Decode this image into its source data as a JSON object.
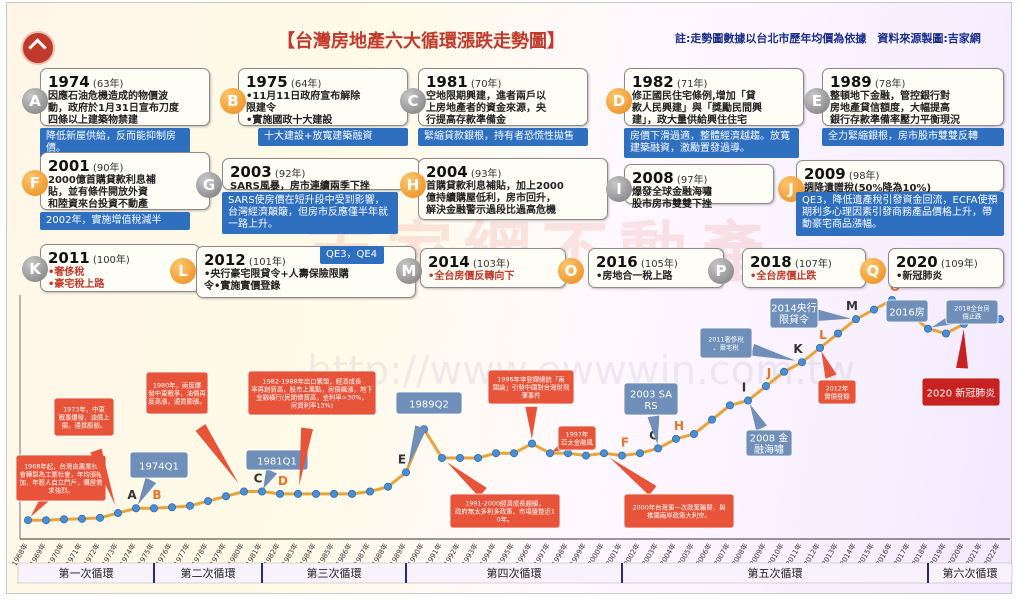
{
  "chart_data": {
    "type": "line",
    "title": "【台灣房地產六大循環漲跌走勢圖】",
    "subtitle": "註:走勢圖數據以台北市歷年均價為依據　資料來源製圖:吉家網",
    "years": [
      1968,
      1969,
      1970,
      1971,
      1972,
      1973,
      1974,
      1975,
      1976,
      1977,
      1978,
      1979,
      1980,
      1981,
      1982,
      1983,
      1984,
      1985,
      1986,
      1987,
      1988,
      1989,
      1990,
      1991,
      1992,
      1993,
      1994,
      1995,
      1996,
      1997,
      1998,
      1999,
      2000,
      2001,
      2002,
      2003,
      2004,
      2005,
      2006,
      2007,
      2008,
      2009,
      2010,
      2011,
      2012,
      2013,
      2014,
      2015,
      2016,
      2017,
      2018,
      2019,
      2020,
      2021,
      2022
    ],
    "x_tick_labels": [
      "1968年",
      "1969年",
      "1970年",
      "1971年",
      "1972年",
      "1973年",
      "1974年",
      "1975年",
      "1976年",
      "1977年",
      "1978年",
      "1979年",
      "1980年",
      "1981年",
      "1982年",
      "1983年",
      "1984年",
      "1985年",
      "1986年",
      "1987年",
      "1988年",
      "1989年",
      "1990年",
      "1991年",
      "1992年",
      "1993年",
      "1994年",
      "1995年",
      "1996年",
      "1997年",
      "1998年",
      "1999年",
      "2000年",
      "2001年",
      "2002年",
      "2003年",
      "2004年",
      "2005年",
      "2006年",
      "2007年",
      "2008年",
      "2009年",
      "2010年",
      "2011年",
      "2012年",
      "2013年",
      "2014年",
      "2015年",
      "2016年",
      "2017年",
      "2018年",
      "2019年",
      "2020年",
      "2021年",
      "2022年"
    ],
    "values": [
      1,
      1,
      1.2,
      1.3,
      1.5,
      2.5,
      3.5,
      3.5,
      3.7,
      4,
      5,
      6,
      7,
      7,
      6.5,
      6.5,
      6.5,
      6.5,
      6.5,
      7,
      8,
      11,
      20,
      14,
      14,
      14,
      15,
      15,
      17,
      15,
      15,
      14.5,
      15,
      14.5,
      15,
      16,
      18,
      19,
      22,
      25,
      26,
      29,
      32,
      34,
      37,
      40,
      43,
      45,
      47,
      44,
      41,
      40,
      42,
      43,
      43
    ],
    "cycles": [
      "第一次循環",
      "第二次循環",
      "第三次循環",
      "第四次循環",
      "第五次循環",
      "第六次循環"
    ],
    "point_letters": [
      {
        "letter": "A",
        "year": 1974
      },
      {
        "letter": "B",
        "year": 1975
      },
      {
        "letter": "C",
        "year": 1981
      },
      {
        "letter": "D",
        "year": 1982
      },
      {
        "letter": "E",
        "year": 1989
      },
      {
        "letter": "F",
        "year": 2001
      },
      {
        "letter": "G",
        "year": 2003
      },
      {
        "letter": "H",
        "year": 2004
      },
      {
        "letter": "I",
        "year": 2008
      },
      {
        "letter": "J",
        "year": 2009
      },
      {
        "letter": "K",
        "year": 2011
      },
      {
        "letter": "L",
        "year": 2012
      },
      {
        "letter": "M",
        "year": 2014
      },
      {
        "letter": "O",
        "year": 2016
      },
      {
        "letter": "P",
        "year": 2018
      },
      {
        "letter": "Q",
        "year": 2020
      }
    ],
    "callouts": [
      {
        "text": "1968年起，台灣由農業社會轉型為工業社會，年均漲幅加，年輕人自立門戶，購屋需求強烈。",
        "color": "#e8543a"
      },
      {
        "text": "1973年，中東戰事爆發，油價上揚，通貨膨脹。",
        "color": "#e8543a"
      },
      {
        "text": "1974Q1",
        "color": "#6f8fb8"
      },
      {
        "text": "1980年，兩度爆發中東戰爭，油價再度高漲，通貨膨脹。",
        "color": "#e8543a"
      },
      {
        "text": "1981Q1",
        "color": "#6f8fb8"
      },
      {
        "text": "1982-1988年出口繁榮，經濟成長率再創新高，股市上萬點，房價飆漲，地下金融橫行(民間借貸高，金利率>30%，房貸利率13%)",
        "color": "#e8543a"
      },
      {
        "text": "1989Q2",
        "color": "#6f8fb8"
      },
      {
        "text": "1996年李登輝總統「兩國論」引發中國對台灣射飛彈事件",
        "color": "#e8543a"
      },
      {
        "text": "1997年亞太金融風暴",
        "color": "#e8543a"
      },
      {
        "text": "1991-2000經濟成長趨緩，政府無太多利多政策，市場盤整近10年。",
        "color": "#e8543a"
      },
      {
        "text": "2003 SARS",
        "color": "#6f8fb8"
      },
      {
        "text": "2000年台灣第一次政黨輪替，與推國兩岸政策大利空。",
        "color": "#e8543a"
      },
      {
        "text": "2008 金融海嘯",
        "color": "#6f8fb8"
      },
      {
        "text": "2011奢侈稅、豪宅稅",
        "color": "#6f8fb8"
      },
      {
        "text": "2012年實價登錄",
        "color": "#e8543a"
      },
      {
        "text": "2014央行限貸令",
        "color": "#6f8fb8"
      },
      {
        "text": "2016房地合一",
        "color": "#6f8fb8"
      },
      {
        "text": "2018全台房價止跌",
        "color": "#6f8fb8"
      },
      {
        "text": "2020 新冠肺炎",
        "color": "#c72121"
      }
    ],
    "events": [
      {
        "letter": "A",
        "tone": "grey",
        "year": "1974",
        "age": "(63年)",
        "lines": [
          "因應石油危機造成的物價波",
          "動，政府於1月31日宣布刀度",
          "四條以上建築物禁建"
        ],
        "note": "降低新屋供給，反而能抑制房價。"
      },
      {
        "letter": "B",
        "tone": "orange",
        "year": "1975",
        "age": "(64年)",
        "lines": [
          "•11月11日政府宣布解除",
          "限建令",
          "•實施國政十大建設"
        ],
        "note": "十大建設+放寬建築融資"
      },
      {
        "letter": "C",
        "tone": "grey",
        "year": "1981",
        "age": "(70年)",
        "lines": [
          "空地限期興建，進者兩戶以",
          "上房地產者的資金來源，央",
          "行提高存款準備金"
        ],
        "note": "緊縮貸款銀根，持有者恐慌性拋售"
      },
      {
        "letter": "D",
        "tone": "orange",
        "year": "1982",
        "age": "(71年)",
        "lines": [
          "修正國民住宅條例,增加「貸",
          "款人民興建」與「獎勵民間興",
          "建」，政大量供給興住住宅"
        ],
        "note": "房價下滑過適，整體經濟越趨。放寬建築融資，激勵置發過導。"
      },
      {
        "letter": "E",
        "tone": "grey",
        "year": "1989",
        "age": "(78年)",
        "lines": [
          "整頓地下金融，管控銀行對",
          "房地產貸信額度，大幅提高",
          "銀行存款準備率壓力平衡現況"
        ],
        "note": "全力緊縮銀根，房市股市雙雙反轉"
      },
      {
        "letter": "F",
        "tone": "orange",
        "year": "2001",
        "age": "(90年)",
        "lines": [
          "2000億首購貸款利息補",
          "貼，並有條件開放外資",
          "和陸資來台投資不動產"
        ],
        "note": "2002年，實施增值稅減半"
      },
      {
        "letter": "G",
        "tone": "grey",
        "year": "2003",
        "age": "(92年)",
        "lines": [
          "SARS風暴，房市連續兩季下挫"
        ],
        "note": "SARS使房價在短升段中受到影響，台灣經濟顛簸，但房市反應僅半年就一路上升。"
      },
      {
        "letter": "H",
        "tone": "orange",
        "year": "2004",
        "age": "(93年)",
        "lines": [
          "首購貸款利息補貼，加上2000",
          "億持續購屋低利，房市回升，",
          "解決金融警示過段比過高危機"
        ],
        "note": ""
      },
      {
        "letter": "I",
        "tone": "grey",
        "year": "2008",
        "age": "(97年)",
        "lines": [
          "爆發全球金融海嘯",
          "股市房市雙雙下挫"
        ],
        "note": ""
      },
      {
        "letter": "J",
        "tone": "orange",
        "year": "2009",
        "age": "(98年)",
        "lines": [
          "調降遺贈稅(50%降為10%)"
        ],
        "note": "QE3，降低遺產稅引發資金回流，ECFA使預期利多心理因素引發商務產品價格上升，帶動豪宅商品漲幅。"
      },
      {
        "letter": "K",
        "tone": "grey",
        "year": "2011",
        "age": "(100年)",
        "lines": [
          "•奢侈稅",
          "•豪宅稅上路"
        ],
        "note": ""
      },
      {
        "letter": "L",
        "tone": "orange",
        "year": "2012",
        "age": "(101年)",
        "lines": [
          "•央行豪宅限貸令+人壽保險限購",
          "令•實施實價登錄"
        ],
        "note": "QE3，QE4"
      },
      {
        "letter": "M",
        "tone": "grey",
        "year": "2014",
        "age": "(103年)",
        "lines": [
          "•全台房價反轉向下"
        ],
        "note": ""
      },
      {
        "letter": "O",
        "tone": "orange",
        "year": "2016",
        "age": "(105年)",
        "lines": [
          "•房地合一稅上路"
        ],
        "note": ""
      },
      {
        "letter": "P",
        "tone": "grey",
        "year": "2018",
        "age": "(107年)",
        "lines": [
          "•全台房價止跌"
        ],
        "note": ""
      },
      {
        "letter": "Q",
        "tone": "orange",
        "year": "2020",
        "age": "(109年)",
        "lines": [
          "•新冠肺炎"
        ],
        "note": ""
      }
    ],
    "grid": false,
    "legend": "none"
  }
}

########

INSTRUCTION:
Extract all lines of the records above that include "通貨膨脹".

RESULT BELOW:
        "text": "1973年，中東戰事爆發，油價上揚，通貨膨脹。",
        "text": "1980年，兩度爆發中東戰爭，油價再度高漲，通貨膨脹。",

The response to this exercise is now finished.